Top of Data extract

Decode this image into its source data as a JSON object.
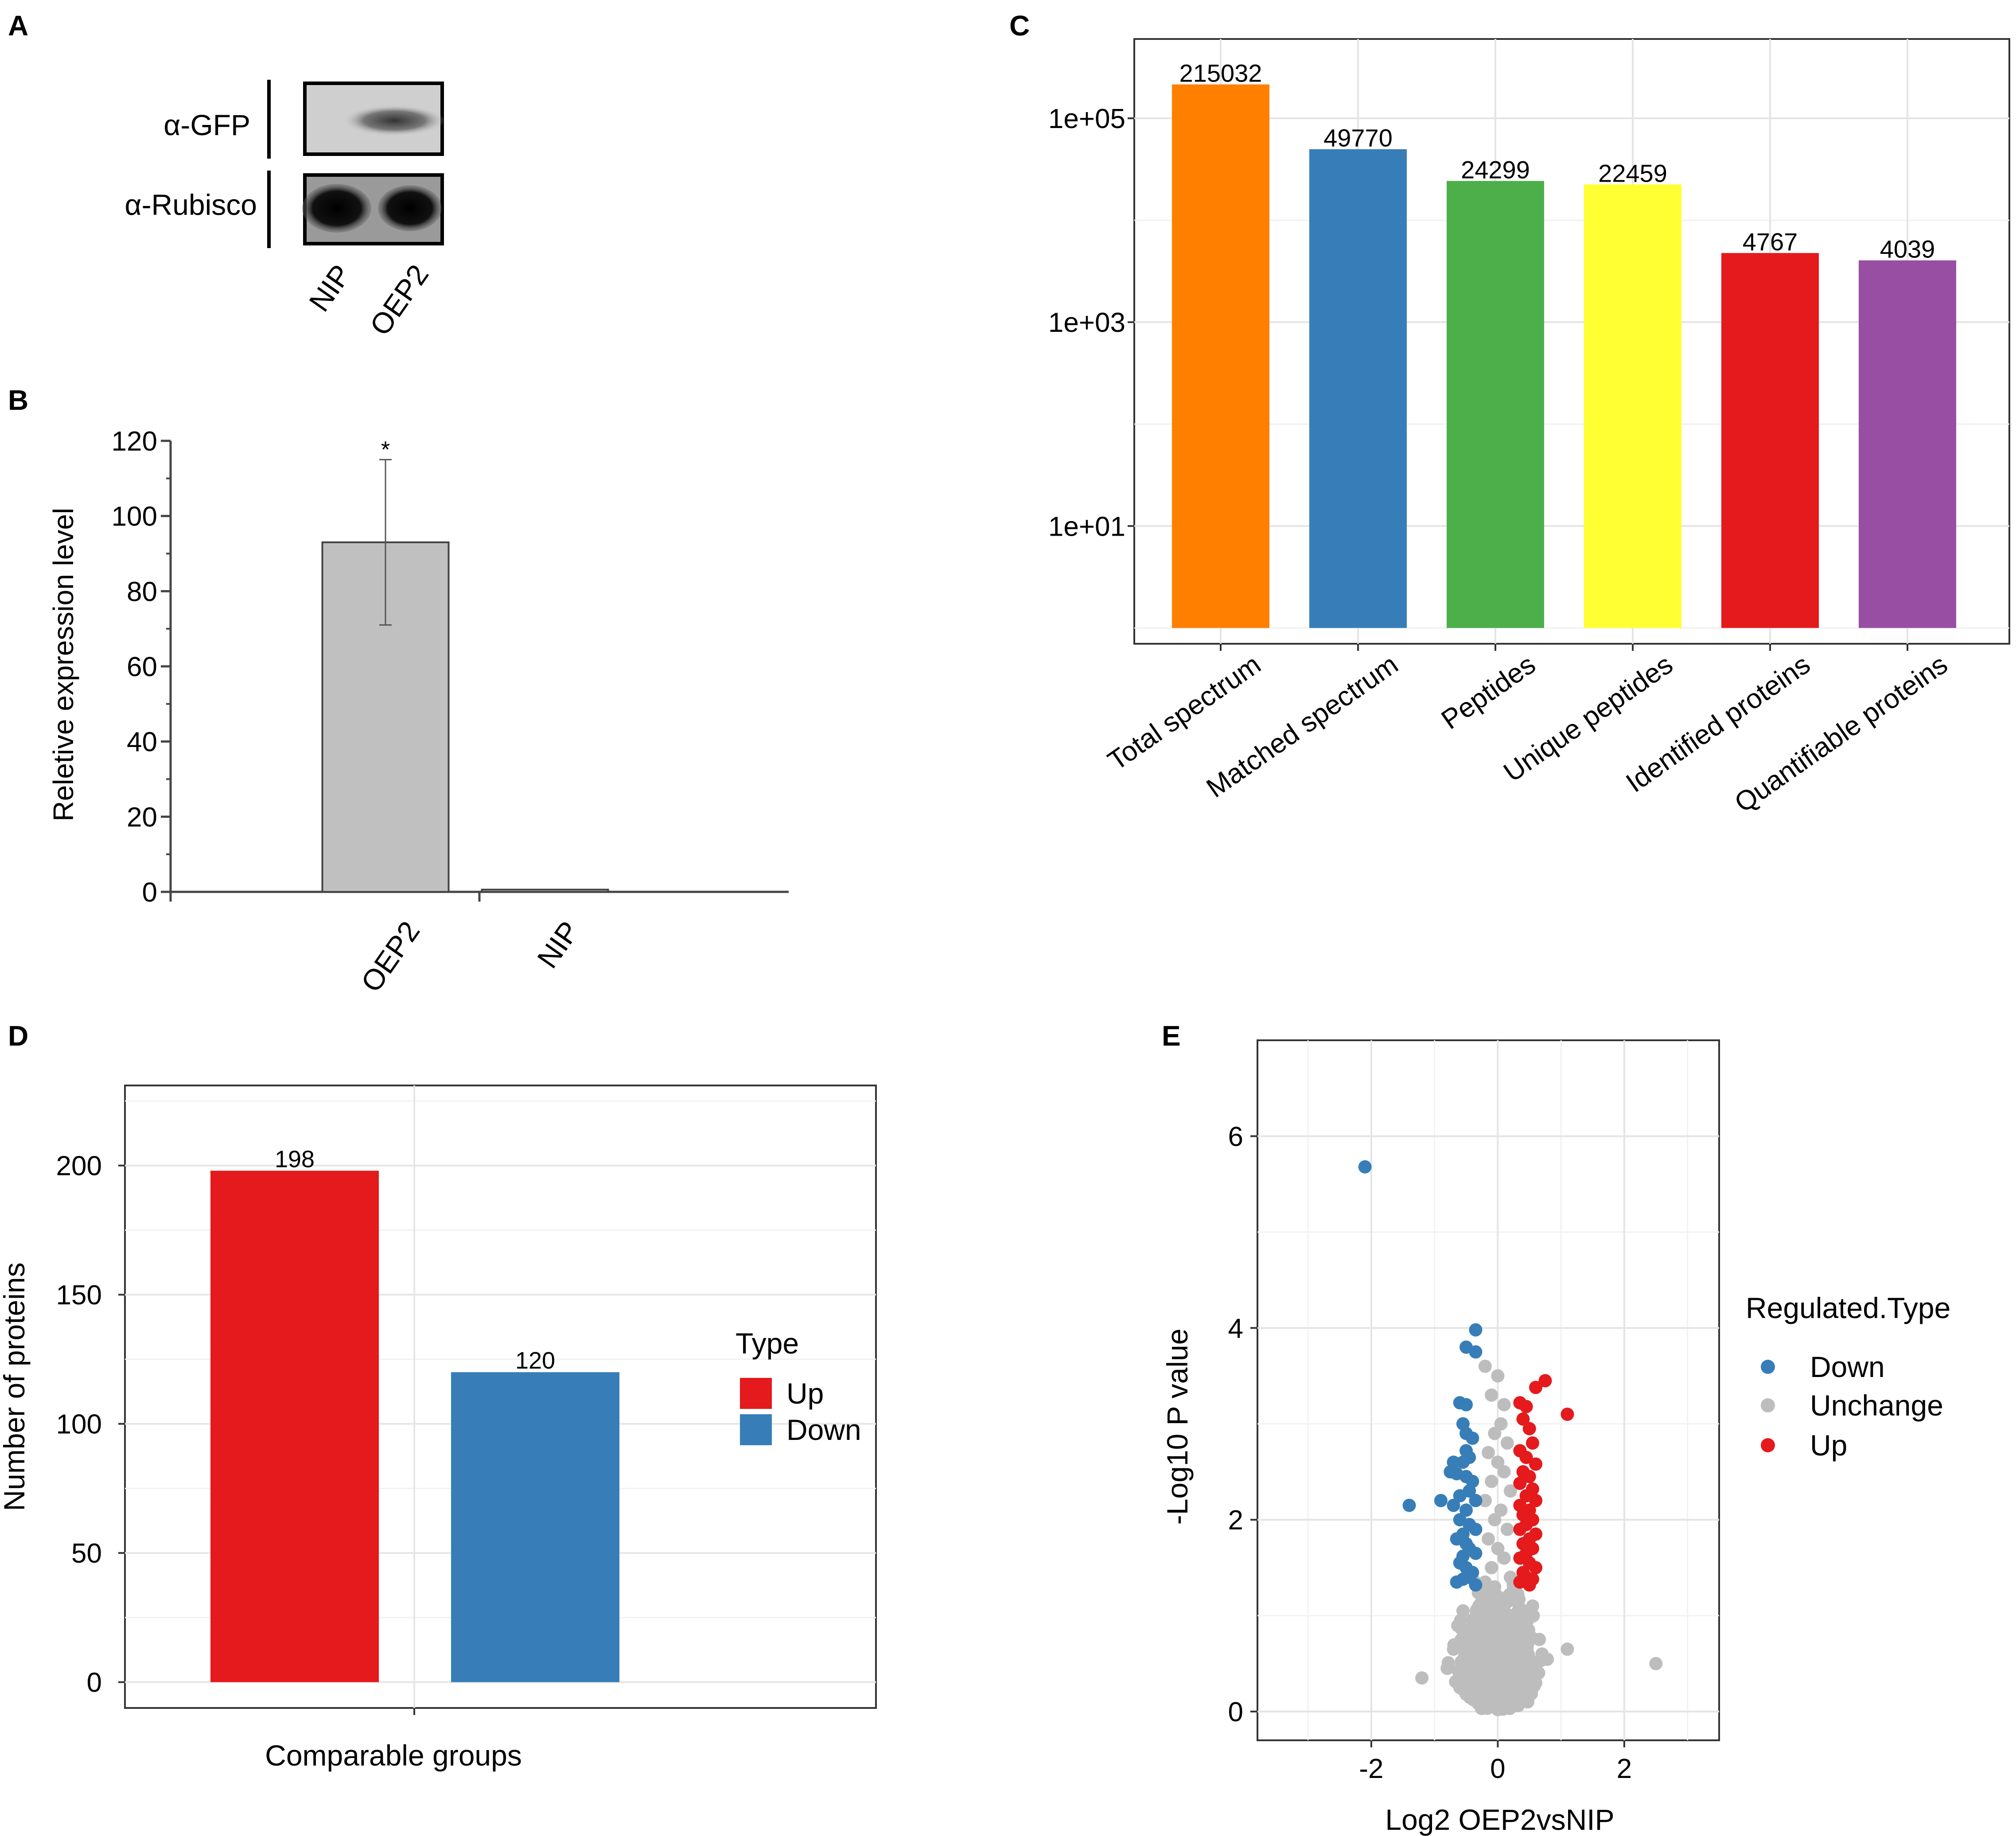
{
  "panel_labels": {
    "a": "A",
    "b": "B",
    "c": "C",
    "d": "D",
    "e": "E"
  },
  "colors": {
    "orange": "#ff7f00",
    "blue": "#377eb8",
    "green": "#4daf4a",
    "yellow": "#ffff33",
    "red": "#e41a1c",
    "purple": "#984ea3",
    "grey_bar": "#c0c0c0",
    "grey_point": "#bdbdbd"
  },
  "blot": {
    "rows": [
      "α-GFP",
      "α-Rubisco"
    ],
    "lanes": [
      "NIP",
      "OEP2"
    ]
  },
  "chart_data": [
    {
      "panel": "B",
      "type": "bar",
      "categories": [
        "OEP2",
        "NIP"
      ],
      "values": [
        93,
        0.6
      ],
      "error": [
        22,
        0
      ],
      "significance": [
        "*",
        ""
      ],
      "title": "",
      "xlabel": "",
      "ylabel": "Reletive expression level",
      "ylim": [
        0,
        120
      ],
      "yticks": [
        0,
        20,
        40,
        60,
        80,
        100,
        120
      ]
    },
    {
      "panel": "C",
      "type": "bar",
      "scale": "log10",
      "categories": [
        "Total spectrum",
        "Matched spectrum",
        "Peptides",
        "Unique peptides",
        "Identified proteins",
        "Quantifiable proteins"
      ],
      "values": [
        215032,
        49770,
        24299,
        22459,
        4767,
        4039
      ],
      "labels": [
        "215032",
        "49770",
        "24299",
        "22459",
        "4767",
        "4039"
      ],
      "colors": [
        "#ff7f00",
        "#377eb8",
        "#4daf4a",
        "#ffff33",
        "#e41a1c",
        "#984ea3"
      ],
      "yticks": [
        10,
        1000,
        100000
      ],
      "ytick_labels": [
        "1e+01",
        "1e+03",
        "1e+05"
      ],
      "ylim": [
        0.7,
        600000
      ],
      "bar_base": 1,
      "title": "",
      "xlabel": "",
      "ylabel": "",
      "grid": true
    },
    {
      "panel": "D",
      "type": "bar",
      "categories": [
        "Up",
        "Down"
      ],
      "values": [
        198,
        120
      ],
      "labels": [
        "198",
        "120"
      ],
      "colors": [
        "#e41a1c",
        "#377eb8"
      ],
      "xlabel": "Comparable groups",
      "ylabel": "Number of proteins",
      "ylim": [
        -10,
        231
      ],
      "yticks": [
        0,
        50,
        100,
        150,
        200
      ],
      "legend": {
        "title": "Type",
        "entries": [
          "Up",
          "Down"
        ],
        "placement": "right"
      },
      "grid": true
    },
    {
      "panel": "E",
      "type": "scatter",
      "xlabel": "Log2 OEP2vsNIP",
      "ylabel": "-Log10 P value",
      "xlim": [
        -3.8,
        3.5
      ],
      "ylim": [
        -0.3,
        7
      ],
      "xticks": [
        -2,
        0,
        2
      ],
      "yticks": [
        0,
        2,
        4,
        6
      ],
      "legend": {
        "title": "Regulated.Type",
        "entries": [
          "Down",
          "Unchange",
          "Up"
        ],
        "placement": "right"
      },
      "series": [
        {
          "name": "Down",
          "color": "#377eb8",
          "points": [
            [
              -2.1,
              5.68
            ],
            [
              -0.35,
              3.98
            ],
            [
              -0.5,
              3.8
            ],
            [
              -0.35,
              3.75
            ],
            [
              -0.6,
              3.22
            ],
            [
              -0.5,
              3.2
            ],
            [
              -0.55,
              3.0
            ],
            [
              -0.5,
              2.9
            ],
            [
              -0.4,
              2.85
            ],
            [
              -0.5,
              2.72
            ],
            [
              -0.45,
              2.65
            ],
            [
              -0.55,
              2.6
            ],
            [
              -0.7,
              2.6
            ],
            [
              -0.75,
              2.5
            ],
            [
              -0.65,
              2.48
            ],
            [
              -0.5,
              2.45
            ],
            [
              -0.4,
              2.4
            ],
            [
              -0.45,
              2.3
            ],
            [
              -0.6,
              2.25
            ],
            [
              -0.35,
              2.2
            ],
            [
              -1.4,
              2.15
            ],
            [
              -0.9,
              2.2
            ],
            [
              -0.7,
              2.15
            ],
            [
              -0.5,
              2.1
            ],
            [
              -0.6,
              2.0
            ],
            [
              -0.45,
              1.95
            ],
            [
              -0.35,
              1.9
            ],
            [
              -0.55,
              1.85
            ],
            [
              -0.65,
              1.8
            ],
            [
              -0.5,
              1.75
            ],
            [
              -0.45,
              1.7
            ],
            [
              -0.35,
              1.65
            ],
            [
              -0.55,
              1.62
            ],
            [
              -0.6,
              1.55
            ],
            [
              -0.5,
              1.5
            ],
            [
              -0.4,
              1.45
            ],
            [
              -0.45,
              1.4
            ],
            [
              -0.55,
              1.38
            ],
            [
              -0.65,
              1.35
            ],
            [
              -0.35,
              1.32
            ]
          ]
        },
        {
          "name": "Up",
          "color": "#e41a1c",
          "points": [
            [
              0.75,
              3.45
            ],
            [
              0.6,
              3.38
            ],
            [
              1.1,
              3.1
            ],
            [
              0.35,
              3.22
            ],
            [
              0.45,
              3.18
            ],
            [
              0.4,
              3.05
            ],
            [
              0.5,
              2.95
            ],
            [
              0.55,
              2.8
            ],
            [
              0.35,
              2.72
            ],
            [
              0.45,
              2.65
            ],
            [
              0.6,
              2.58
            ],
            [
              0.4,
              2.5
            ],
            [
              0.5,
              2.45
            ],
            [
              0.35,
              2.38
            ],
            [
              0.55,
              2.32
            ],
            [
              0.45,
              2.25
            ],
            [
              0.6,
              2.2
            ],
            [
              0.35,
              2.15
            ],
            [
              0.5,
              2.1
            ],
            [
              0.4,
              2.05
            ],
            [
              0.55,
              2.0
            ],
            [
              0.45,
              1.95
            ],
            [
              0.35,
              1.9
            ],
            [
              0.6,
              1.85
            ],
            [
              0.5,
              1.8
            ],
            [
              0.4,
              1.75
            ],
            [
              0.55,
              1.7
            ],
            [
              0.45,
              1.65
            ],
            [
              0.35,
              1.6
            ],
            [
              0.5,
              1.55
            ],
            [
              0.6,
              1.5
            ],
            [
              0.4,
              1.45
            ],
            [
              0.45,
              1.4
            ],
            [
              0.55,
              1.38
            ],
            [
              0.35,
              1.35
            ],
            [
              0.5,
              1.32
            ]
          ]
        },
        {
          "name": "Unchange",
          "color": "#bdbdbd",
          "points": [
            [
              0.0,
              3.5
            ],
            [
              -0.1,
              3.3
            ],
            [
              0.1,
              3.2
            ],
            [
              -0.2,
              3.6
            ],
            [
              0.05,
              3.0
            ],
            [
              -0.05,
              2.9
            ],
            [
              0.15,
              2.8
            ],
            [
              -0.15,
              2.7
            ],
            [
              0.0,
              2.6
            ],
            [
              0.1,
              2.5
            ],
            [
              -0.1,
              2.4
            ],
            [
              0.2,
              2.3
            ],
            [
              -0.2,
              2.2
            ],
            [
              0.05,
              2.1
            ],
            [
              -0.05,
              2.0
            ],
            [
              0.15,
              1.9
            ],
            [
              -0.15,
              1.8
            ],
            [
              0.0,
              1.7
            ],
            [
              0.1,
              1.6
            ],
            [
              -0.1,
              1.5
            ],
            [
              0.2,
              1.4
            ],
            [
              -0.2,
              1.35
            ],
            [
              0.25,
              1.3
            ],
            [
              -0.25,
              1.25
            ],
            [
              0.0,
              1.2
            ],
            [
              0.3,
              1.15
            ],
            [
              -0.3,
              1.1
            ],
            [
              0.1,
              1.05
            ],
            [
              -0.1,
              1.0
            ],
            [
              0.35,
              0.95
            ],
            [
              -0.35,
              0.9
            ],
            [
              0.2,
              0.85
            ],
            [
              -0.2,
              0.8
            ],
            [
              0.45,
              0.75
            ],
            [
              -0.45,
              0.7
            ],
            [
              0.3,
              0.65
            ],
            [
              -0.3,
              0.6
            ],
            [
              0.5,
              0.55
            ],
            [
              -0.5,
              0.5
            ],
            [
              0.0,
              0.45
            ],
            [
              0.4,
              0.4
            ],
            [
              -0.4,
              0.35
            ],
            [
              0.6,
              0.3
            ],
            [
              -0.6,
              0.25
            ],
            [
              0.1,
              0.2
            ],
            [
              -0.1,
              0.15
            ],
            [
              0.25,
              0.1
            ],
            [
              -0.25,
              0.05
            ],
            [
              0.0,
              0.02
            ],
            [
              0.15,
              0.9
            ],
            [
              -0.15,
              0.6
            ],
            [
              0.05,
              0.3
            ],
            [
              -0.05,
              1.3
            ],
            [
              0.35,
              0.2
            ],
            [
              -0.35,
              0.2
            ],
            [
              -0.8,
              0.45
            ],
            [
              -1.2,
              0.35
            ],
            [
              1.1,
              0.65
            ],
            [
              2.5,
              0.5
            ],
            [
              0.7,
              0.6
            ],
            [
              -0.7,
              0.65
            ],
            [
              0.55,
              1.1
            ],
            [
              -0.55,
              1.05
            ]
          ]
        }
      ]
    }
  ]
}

Bottom of Data extract

» **Exercise**: Pull each line containing the word "ylabel" out of the data above.

» **Written response**:
      "ylabel": "Reletive expression level",
      "ylabel": "",
      "ylabel": "Number of proteins",
      "ylabel": "-Log10 P value",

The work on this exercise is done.